--- start PROVIDED DATA ---

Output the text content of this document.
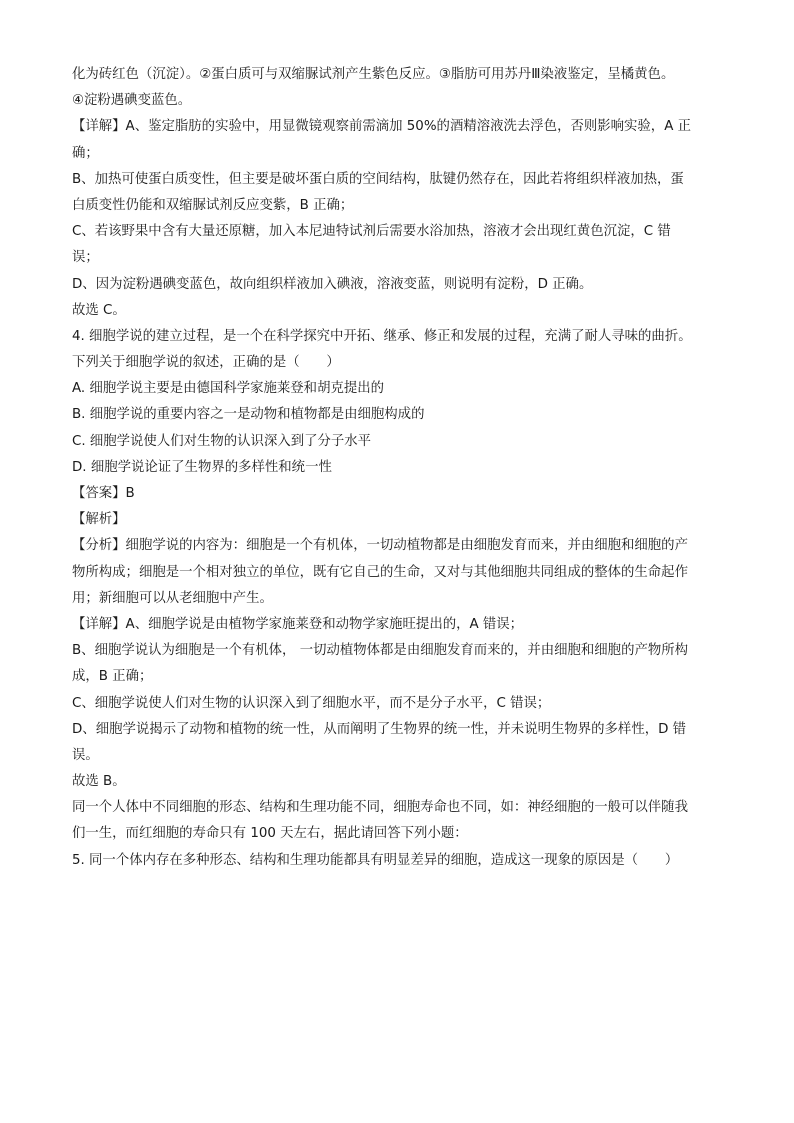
化为砖红色（沉淀）。②蛋白质可与双缩脲试剂产生紫色反应。③脂肪可用苏丹Ⅲ染液鉴定，呈橘黄色。
④淀粉遇碘变蓝色。
【详解】A、鉴定脂肪的实验中，用显微镜观察前需滴加 50%的酒精溶液洗去浮色，否则影响实验，A 正
确；
B、加热可使蛋白质变性，但主要是破坏蛋白质的空间结构，肽键仍然存在，因此若将组织样液加热，蛋
白质变性仍能和双缩脲试剂反应变紫，B 正确；
C、若该野果中含有大量还原糖，加入本尼迪特试剂后需要水浴加热，溶液才会出现红黄色沉淀，C 错
误；
D、因为淀粉遇碘变蓝色，故向组织样液加入碘液，溶液变蓝，则说明有淀粉，D 正确。
故选 C。
4. 细胞学说的建立过程，是一个在科学探究中开拓、继承、修正和发展的过程，充满了耐人寻味的曲折。
下列关于细胞学说的叙述，正确的是（　　）
A. 细胞学说主要是由德国科学家施莱登和胡克提出的
B. 细胞学说的重要内容之一是动物和植物都是由细胞构成的
C. 细胞学说使人们对生物的认识深入到了分子水平
D. 细胞学说论证了生物界的多样性和统一性
【答案】B
【解析】
【分析】细胞学说的内容为：细胞是一个有机体，一切动植物都是由细胞发育而来，并由细胞和细胞的产
物所构成；细胞是一个相对独立的单位，既有它自己的生命，又对与其他细胞共同组成的整体的生命起作
用；新细胞可以从老细胞中产生。
【详解】A、细胞学说是由植物学家施莱登和动物学家施旺提出的，A 错误；
B、细胞学说认为细胞是一个有机体， 一切动植物体都是由细胞发育而来的，并由细胞和细胞的产物所构
成，B 正确；
C、细胞学说使人们对生物的认识深入到了细胞水平，而不是分子水平，C 错误；
D、细胞学说揭示了动物和植物的统一性，从而阐明了生物界的统一性，并未说明生物界的多样性，D 错
误。
故选 B。
同一个人体中不同细胞的形态、结构和生理功能不同，细胞寿命也不同，如：神经细胞的一般可以伴随我
们一生，而红细胞的寿命只有 100 天左右，据此请回答下列小题：
5. 同一个体内存在多种形态、结构和生理功能都具有明显差异的细胞，造成这一现象的原因是（　　）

--- end PROVIDED DATA ---

From the records given above, reproduce all text exactly and exclude each picture.

Output the text content of this document.
化为砖红色（沉淀）。②蛋白质可与双缩脲试剂产生紫色反应。③脂肪可用苏丹Ⅲ染液鉴定，呈橘黄色。
④淀粉遇碘变蓝色。
【详解】A、鉴定脂肪的实验中，用显微镜观察前需滴加 50%的酒精溶液洗去浮色，否则影响实验，A 正
确；
B、加热可使蛋白质变性，但主要是破坏蛋白质的空间结构，肽键仍然存在，因此若将组织样液加热，蛋
白质变性仍能和双缩脲试剂反应变紫，B 正确；
C、若该野果中含有大量还原糖，加入本尼迪特试剂后需要水浴加热，溶液才会出现红黄色沉淀，C 错
误；
D、因为淀粉遇碘变蓝色，故向组织样液加入碘液，溶液变蓝，则说明有淀粉，D 正确。
故选 C。
4. 细胞学说的建立过程，是一个在科学探究中开拓、继承、修正和发展的过程，充满了耐人寻味的曲折。
下列关于细胞学说的叙述，正确的是（　　）
A. 细胞学说主要是由德国科学家施莱登和胡克提出的
B. 细胞学说的重要内容之一是动物和植物都是由细胞构成的
C. 细胞学说使人们对生物的认识深入到了分子水平
D. 细胞学说论证了生物界的多样性和统一性
【答案】B
【解析】
【分析】细胞学说的内容为：细胞是一个有机体，一切动植物都是由细胞发育而来，并由细胞和细胞的产
物所构成；细胞是一个相对独立的单位，既有它自己的生命，又对与其他细胞共同组成的整体的生命起作
用；新细胞可以从老细胞中产生。
【详解】A、细胞学说是由植物学家施莱登和动物学家施旺提出的，A 错误；
B、细胞学说认为细胞是一个有机体， 一切动植物体都是由细胞发育而来的，并由细胞和细胞的产物所构
成，B 正确；
C、细胞学说使人们对生物的认识深入到了细胞水平，而不是分子水平，C 错误；
D、细胞学说揭示了动物和植物的统一性，从而阐明了生物界的统一性，并未说明生物界的多样性，D 错
误。
故选 B。
同一个人体中不同细胞的形态、结构和生理功能不同，细胞寿命也不同，如：神经细胞的一般可以伴随我
们一生，而红细胞的寿命只有 100 天左右，据此请回答下列小题：
5. 同一个体内存在多种形态、结构和生理功能都具有明显差异的细胞，造成这一现象的原因是（　　）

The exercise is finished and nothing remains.